┌─ Given data

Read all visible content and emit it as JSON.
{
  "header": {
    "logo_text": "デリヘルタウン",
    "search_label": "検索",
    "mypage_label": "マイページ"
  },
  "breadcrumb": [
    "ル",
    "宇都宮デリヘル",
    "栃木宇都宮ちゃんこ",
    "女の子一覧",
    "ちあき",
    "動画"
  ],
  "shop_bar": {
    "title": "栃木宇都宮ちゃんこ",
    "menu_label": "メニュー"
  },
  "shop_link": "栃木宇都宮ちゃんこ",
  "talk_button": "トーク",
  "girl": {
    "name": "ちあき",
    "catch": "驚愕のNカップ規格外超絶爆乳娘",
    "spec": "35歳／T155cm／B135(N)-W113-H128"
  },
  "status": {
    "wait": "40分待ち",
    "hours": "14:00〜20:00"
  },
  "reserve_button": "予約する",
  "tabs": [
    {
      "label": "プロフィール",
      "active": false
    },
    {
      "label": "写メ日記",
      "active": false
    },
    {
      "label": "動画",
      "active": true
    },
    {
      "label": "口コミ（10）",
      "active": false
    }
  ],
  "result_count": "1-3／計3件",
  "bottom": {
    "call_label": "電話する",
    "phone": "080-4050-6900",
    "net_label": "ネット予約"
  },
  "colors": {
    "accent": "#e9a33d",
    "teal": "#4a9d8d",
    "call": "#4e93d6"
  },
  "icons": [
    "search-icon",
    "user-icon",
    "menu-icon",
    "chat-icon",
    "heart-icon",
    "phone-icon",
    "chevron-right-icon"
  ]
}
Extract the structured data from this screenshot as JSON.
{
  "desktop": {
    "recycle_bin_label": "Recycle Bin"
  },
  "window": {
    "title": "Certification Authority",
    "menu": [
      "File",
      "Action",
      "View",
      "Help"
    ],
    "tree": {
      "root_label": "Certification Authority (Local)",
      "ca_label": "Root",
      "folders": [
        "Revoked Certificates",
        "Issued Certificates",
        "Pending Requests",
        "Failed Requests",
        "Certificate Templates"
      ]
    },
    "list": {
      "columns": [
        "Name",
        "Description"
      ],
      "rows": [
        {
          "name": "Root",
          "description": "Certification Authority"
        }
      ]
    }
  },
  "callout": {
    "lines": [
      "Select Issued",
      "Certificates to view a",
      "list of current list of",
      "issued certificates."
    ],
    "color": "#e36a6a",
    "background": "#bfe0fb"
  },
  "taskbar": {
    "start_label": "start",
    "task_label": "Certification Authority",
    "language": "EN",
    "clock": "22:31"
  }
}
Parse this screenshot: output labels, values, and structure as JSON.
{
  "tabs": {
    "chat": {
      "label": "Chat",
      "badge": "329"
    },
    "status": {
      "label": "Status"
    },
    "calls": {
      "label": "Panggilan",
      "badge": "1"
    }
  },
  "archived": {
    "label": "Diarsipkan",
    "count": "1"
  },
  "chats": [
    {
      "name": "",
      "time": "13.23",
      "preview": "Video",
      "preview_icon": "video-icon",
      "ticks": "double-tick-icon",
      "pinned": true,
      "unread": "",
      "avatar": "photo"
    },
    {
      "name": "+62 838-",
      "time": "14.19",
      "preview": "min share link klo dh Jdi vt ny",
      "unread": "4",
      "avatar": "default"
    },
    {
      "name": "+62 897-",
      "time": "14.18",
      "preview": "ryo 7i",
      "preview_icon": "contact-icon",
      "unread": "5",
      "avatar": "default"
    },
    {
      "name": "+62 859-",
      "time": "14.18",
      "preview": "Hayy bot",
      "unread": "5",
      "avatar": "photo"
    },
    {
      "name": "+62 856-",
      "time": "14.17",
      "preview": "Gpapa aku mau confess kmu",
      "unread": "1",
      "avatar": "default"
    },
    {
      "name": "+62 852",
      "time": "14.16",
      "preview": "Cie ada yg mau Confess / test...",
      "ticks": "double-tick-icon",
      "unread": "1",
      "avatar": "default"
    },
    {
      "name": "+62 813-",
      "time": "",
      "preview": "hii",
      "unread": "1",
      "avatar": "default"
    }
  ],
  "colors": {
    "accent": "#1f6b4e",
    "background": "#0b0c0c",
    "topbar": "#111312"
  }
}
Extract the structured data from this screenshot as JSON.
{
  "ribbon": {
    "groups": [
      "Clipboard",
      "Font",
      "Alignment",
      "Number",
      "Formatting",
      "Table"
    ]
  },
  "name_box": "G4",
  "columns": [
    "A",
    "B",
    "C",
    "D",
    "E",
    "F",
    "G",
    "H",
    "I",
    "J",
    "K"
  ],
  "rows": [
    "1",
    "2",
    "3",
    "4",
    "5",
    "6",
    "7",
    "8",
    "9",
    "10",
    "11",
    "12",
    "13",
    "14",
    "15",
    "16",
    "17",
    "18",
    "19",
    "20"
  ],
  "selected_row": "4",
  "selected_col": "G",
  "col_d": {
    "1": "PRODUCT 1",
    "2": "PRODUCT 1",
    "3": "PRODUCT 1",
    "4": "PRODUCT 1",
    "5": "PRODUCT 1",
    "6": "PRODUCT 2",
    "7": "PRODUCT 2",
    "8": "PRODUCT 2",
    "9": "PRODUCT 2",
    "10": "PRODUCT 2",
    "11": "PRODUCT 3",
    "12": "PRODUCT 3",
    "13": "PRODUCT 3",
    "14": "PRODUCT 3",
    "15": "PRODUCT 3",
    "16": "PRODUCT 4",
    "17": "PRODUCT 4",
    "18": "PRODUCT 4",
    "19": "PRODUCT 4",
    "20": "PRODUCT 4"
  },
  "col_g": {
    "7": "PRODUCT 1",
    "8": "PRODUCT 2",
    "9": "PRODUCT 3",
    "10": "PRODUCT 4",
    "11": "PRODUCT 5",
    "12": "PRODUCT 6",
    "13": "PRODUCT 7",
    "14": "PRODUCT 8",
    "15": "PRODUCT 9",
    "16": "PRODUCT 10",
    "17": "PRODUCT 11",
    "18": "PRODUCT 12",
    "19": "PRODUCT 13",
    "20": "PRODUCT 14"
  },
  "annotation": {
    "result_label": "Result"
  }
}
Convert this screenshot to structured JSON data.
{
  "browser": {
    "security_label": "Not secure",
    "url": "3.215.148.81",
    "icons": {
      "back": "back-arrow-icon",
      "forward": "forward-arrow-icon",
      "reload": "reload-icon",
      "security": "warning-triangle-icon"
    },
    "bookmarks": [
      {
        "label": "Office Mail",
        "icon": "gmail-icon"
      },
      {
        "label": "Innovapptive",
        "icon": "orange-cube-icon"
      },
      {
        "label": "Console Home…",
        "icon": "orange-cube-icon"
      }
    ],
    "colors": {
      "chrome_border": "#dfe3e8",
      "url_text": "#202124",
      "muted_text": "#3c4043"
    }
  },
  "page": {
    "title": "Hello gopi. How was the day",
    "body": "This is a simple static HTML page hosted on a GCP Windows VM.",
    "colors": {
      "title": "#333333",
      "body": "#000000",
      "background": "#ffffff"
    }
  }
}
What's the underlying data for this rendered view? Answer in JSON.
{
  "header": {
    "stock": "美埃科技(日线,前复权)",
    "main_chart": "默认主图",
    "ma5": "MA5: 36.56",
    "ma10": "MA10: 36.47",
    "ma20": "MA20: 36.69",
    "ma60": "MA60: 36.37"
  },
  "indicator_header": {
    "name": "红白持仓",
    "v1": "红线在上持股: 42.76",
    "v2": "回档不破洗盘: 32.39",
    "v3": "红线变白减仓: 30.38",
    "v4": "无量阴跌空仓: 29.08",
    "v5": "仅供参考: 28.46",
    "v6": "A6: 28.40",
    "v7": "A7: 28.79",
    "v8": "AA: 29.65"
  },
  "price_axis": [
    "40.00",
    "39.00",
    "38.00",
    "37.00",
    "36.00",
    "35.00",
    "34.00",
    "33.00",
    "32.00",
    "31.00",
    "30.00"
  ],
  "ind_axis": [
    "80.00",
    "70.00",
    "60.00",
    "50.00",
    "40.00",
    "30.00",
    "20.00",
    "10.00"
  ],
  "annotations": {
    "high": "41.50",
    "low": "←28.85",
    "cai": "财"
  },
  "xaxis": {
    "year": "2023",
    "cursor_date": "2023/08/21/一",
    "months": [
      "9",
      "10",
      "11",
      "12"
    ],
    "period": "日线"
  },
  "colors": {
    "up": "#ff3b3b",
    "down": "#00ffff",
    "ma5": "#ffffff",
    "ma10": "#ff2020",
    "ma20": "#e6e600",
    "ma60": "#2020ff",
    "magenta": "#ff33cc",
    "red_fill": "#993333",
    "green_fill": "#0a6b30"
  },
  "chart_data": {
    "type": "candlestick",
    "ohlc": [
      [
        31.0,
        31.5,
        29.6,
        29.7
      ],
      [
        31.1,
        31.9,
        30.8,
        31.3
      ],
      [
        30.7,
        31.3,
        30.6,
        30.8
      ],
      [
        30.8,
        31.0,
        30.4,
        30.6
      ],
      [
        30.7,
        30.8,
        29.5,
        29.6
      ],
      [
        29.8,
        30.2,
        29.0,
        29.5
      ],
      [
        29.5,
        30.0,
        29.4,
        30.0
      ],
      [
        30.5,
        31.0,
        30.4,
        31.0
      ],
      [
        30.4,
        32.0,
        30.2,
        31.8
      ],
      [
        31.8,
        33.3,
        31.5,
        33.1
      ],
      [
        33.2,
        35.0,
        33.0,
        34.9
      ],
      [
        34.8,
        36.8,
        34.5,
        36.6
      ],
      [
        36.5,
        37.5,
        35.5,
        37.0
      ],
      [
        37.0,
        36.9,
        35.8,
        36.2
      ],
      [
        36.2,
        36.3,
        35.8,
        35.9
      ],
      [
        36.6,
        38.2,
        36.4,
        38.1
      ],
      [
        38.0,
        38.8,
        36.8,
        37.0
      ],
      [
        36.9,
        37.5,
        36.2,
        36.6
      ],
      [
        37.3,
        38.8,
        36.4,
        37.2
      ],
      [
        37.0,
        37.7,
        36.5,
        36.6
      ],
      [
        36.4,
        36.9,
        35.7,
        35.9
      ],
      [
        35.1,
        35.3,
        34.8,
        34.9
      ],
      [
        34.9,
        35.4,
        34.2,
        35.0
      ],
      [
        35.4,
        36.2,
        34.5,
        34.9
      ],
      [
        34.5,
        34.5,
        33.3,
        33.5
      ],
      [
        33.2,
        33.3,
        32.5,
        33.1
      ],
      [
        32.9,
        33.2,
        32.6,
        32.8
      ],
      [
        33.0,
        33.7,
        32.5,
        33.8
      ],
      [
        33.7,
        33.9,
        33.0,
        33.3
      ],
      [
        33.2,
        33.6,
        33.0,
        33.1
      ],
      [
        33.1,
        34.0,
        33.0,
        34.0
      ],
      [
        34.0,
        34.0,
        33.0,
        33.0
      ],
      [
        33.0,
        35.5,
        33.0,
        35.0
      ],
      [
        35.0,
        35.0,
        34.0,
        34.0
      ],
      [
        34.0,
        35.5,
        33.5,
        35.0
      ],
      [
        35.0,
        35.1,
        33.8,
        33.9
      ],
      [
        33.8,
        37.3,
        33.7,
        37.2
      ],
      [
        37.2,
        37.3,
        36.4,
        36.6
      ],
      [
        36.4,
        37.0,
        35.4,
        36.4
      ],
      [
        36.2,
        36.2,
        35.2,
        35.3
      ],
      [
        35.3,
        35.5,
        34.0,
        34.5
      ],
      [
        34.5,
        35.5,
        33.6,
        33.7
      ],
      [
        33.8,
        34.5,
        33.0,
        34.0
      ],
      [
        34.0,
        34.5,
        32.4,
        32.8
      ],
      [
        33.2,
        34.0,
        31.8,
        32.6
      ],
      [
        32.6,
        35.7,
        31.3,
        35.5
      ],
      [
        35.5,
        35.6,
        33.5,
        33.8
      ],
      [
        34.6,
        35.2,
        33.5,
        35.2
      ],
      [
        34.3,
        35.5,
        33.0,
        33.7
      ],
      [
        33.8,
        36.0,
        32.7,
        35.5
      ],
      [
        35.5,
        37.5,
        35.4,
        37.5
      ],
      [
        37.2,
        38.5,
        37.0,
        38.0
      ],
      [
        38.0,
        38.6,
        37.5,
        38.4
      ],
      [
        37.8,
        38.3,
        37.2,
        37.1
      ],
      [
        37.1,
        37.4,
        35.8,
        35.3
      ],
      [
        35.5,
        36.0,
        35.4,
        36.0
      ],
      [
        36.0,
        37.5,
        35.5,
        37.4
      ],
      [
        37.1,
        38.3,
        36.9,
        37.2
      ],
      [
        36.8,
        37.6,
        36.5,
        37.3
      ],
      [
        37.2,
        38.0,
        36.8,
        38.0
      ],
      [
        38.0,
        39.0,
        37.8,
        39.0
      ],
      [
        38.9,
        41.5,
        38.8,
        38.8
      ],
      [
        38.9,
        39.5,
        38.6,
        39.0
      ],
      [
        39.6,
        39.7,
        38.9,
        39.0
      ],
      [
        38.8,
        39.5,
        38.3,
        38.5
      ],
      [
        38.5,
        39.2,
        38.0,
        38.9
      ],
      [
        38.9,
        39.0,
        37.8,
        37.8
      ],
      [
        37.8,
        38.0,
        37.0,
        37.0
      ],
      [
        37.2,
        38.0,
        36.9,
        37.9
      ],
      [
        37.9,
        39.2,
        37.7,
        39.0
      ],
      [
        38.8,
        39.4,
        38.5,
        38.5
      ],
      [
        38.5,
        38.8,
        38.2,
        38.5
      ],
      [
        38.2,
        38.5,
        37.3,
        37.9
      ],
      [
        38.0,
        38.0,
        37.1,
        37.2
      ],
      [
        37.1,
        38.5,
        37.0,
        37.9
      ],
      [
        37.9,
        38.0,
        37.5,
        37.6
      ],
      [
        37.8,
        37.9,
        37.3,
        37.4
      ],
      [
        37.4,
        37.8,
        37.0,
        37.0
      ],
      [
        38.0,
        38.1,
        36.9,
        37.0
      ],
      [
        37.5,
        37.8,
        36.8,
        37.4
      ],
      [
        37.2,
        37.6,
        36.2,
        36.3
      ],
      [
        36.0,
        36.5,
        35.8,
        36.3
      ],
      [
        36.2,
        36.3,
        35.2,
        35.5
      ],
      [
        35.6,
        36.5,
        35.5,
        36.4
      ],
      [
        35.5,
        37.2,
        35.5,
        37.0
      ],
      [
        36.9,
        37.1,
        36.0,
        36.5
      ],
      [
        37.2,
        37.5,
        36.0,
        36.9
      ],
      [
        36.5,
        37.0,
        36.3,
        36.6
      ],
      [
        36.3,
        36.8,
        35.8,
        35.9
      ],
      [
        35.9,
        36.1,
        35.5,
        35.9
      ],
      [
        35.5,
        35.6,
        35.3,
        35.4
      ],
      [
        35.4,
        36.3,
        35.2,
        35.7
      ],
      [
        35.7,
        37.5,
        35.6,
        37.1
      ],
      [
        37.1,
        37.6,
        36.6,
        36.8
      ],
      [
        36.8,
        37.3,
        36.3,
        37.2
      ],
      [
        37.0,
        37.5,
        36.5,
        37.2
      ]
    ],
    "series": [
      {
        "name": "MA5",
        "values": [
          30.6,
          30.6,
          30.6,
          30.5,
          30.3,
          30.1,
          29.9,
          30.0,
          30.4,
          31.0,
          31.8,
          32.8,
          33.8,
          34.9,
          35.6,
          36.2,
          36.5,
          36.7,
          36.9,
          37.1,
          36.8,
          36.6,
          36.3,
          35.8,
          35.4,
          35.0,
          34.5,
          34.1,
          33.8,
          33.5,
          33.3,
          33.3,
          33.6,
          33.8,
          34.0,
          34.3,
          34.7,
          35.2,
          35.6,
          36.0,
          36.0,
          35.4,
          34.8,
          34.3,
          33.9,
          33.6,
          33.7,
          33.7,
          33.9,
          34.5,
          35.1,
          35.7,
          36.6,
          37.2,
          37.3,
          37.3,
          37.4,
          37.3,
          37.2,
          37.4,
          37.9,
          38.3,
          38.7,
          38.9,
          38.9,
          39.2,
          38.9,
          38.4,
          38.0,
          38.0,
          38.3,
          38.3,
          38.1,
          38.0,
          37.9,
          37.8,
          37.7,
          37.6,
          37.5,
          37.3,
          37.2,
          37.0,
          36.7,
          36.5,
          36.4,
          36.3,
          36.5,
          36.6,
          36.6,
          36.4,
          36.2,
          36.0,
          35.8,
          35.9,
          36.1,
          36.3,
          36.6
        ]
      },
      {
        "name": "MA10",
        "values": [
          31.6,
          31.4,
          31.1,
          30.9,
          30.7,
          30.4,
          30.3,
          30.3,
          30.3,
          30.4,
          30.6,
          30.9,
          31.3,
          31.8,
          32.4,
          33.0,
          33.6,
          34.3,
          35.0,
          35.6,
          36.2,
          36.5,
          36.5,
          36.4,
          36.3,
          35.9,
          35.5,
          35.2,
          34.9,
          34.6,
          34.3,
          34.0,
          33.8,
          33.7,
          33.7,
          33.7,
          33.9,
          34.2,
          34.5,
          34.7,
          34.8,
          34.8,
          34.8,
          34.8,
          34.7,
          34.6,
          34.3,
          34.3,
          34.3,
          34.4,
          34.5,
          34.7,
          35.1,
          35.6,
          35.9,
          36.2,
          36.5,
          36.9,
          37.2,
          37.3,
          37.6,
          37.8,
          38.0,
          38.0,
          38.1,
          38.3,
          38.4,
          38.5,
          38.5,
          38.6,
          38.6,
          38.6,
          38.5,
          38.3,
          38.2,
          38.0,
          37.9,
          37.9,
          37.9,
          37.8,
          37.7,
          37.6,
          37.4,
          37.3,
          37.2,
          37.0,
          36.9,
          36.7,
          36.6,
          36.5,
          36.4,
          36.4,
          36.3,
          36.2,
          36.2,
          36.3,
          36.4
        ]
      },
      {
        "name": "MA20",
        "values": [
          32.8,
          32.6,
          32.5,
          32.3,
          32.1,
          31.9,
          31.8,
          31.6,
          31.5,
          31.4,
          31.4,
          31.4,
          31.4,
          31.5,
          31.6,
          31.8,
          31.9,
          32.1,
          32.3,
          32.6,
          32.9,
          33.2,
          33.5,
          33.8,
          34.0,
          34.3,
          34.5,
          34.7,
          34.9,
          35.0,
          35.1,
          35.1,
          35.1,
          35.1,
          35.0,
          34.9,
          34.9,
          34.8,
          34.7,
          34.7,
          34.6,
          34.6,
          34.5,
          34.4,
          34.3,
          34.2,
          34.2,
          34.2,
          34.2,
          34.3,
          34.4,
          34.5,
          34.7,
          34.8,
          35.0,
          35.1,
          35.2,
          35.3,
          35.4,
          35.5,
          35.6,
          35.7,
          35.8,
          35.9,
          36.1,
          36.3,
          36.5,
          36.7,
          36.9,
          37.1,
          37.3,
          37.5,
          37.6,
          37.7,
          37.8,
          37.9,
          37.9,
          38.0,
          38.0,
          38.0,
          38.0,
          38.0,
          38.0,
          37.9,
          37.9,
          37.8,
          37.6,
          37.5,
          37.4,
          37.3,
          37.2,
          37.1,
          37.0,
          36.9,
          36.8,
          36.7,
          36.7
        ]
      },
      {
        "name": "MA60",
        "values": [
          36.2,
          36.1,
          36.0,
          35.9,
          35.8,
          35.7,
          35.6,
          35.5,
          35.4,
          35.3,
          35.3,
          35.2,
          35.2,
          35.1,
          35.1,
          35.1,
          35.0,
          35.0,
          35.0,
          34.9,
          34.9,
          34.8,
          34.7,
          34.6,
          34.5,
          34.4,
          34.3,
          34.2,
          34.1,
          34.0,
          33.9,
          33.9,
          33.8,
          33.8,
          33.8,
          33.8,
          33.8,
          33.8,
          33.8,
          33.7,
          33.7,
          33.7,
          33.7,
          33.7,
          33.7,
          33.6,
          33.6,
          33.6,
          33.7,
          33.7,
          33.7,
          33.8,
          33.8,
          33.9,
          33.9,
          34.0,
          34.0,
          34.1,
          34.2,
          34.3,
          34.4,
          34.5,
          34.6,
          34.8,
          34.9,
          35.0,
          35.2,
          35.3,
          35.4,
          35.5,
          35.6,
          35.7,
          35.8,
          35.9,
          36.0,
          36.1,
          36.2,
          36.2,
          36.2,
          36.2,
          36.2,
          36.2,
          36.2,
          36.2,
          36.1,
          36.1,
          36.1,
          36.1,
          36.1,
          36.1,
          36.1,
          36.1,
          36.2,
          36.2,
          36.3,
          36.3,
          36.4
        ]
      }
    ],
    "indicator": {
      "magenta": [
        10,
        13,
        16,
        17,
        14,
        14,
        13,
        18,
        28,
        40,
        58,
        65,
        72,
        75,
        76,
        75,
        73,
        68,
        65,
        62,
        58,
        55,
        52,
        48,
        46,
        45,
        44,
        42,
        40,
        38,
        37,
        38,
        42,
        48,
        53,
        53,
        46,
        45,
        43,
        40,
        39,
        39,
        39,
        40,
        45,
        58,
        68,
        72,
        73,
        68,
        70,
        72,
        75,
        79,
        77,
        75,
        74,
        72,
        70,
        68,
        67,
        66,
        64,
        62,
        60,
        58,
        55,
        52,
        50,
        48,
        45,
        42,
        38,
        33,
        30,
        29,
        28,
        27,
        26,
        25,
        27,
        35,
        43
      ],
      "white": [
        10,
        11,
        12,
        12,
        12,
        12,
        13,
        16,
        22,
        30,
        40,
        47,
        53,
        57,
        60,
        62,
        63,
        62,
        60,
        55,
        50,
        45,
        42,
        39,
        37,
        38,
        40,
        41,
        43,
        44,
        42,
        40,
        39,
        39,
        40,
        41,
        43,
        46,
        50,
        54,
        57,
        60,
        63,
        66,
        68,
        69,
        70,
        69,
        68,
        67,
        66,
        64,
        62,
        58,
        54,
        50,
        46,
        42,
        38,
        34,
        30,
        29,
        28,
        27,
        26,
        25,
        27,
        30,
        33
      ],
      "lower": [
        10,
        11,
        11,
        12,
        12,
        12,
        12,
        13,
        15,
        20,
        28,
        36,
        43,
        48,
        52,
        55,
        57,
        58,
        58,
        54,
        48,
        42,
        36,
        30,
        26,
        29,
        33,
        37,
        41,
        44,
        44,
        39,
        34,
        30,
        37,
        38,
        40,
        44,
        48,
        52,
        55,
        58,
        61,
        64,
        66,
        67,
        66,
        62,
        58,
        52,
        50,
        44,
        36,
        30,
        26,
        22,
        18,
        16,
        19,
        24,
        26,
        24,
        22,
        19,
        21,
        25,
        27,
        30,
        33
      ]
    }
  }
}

└─

▸ Exercise details:
Show every line that contains the word "title".

▸ Exercise answer:
    "title": "栃木宇都宮ちゃんこ",
    "title": "Certification Authority",
    "title": "Hello gopi. How was the day",
      "title": "#333333",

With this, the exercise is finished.